##### AVAILABLE RECORDS #####

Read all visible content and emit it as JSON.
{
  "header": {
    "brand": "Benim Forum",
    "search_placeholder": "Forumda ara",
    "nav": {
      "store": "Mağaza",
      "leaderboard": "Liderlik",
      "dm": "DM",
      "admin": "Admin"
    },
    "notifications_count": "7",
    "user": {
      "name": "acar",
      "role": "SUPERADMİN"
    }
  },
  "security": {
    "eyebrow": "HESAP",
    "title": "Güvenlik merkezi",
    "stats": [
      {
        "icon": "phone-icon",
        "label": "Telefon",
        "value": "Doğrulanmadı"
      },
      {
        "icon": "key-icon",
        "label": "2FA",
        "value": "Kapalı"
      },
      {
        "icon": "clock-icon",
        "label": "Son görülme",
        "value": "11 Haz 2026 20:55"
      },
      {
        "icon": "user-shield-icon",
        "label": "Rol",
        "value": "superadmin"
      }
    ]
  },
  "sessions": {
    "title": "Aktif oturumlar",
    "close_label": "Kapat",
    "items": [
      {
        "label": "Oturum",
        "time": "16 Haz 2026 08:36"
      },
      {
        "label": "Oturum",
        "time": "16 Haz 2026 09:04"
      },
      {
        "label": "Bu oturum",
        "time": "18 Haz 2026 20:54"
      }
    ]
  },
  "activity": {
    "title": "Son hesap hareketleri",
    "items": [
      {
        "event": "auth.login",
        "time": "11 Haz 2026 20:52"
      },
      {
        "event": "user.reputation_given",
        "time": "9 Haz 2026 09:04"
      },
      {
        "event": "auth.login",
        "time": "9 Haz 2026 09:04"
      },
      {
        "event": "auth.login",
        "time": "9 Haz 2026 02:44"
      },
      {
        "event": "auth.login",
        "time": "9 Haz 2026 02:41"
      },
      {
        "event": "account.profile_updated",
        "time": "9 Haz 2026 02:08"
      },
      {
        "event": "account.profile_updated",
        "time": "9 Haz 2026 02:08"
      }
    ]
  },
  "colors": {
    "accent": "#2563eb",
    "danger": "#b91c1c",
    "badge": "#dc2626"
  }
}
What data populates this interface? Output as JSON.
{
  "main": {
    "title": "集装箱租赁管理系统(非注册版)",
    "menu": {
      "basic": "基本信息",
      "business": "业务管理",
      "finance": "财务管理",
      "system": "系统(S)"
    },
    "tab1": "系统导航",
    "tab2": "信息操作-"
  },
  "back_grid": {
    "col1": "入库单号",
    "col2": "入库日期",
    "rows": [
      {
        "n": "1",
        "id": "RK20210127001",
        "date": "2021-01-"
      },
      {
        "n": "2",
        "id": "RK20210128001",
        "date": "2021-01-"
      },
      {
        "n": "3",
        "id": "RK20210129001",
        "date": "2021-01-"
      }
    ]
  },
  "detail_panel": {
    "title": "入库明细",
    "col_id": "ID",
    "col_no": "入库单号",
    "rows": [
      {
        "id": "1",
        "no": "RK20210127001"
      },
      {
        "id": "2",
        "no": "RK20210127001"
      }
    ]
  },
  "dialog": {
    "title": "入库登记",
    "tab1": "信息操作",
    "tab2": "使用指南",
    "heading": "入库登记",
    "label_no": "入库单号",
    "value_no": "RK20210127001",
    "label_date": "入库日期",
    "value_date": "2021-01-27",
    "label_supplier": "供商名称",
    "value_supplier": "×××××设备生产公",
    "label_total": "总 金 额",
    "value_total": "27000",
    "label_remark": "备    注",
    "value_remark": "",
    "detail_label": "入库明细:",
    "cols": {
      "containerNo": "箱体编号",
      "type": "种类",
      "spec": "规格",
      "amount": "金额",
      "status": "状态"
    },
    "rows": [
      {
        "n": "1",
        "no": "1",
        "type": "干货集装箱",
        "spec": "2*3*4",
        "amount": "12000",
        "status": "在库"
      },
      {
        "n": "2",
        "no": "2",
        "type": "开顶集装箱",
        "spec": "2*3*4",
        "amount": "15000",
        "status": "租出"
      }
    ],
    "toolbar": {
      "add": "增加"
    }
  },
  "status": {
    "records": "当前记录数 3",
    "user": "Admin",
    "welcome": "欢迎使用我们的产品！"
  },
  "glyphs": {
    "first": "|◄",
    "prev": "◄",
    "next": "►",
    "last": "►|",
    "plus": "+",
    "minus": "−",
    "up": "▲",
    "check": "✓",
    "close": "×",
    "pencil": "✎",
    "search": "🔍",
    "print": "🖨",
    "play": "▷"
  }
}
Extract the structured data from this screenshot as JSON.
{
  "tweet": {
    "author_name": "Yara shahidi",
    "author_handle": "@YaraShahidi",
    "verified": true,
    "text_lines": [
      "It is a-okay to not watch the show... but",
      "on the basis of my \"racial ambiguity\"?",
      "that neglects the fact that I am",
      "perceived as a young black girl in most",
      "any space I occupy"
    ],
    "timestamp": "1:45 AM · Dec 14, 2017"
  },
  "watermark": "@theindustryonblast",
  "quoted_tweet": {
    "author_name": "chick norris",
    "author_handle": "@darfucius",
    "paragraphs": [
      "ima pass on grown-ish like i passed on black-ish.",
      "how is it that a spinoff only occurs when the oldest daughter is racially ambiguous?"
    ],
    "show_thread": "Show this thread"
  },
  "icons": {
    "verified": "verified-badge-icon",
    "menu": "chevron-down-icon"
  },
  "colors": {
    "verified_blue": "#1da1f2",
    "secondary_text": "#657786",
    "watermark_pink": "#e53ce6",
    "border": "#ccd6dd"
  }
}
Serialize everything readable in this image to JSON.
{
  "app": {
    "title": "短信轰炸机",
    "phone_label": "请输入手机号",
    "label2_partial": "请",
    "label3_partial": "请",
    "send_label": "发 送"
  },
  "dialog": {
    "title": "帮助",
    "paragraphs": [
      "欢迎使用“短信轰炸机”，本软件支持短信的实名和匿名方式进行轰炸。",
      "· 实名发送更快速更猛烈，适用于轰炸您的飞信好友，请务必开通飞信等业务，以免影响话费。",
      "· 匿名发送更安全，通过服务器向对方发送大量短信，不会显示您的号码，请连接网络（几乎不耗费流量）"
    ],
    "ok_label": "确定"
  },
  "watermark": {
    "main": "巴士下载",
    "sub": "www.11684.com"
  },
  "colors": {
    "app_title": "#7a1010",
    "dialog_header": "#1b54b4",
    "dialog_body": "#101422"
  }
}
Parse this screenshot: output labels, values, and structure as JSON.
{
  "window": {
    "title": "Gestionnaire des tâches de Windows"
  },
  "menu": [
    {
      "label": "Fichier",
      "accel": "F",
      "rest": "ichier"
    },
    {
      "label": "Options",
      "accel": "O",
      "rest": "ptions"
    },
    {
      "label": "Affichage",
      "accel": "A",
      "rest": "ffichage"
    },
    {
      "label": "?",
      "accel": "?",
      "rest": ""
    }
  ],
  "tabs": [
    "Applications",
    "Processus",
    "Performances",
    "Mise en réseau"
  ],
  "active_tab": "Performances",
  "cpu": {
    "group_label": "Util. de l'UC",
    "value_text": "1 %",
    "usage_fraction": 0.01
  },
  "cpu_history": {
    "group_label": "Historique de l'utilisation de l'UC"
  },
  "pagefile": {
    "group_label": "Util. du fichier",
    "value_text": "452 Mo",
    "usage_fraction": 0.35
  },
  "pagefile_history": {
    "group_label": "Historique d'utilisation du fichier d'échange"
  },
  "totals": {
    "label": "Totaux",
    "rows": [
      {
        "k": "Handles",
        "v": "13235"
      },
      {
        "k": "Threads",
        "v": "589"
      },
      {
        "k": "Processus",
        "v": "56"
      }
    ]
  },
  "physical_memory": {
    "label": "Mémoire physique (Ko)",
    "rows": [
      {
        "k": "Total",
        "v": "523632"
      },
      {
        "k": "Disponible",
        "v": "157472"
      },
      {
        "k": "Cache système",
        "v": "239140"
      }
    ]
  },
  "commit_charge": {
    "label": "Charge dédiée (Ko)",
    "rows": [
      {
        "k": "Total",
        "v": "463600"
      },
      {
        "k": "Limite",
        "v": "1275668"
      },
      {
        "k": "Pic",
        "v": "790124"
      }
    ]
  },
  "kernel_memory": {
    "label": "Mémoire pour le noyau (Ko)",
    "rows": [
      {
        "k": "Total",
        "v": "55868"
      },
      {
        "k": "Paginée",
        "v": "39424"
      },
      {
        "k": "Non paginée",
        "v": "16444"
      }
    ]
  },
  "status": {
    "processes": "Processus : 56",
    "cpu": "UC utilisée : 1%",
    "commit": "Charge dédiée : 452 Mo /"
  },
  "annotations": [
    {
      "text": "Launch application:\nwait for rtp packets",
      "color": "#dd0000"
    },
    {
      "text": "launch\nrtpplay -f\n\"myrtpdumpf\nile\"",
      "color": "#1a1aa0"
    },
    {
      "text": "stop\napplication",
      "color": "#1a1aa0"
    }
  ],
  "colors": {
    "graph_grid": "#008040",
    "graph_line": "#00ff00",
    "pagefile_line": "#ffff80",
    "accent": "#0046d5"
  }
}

#####

Going through the data, tally the lines containing "badge" and report only the result.

2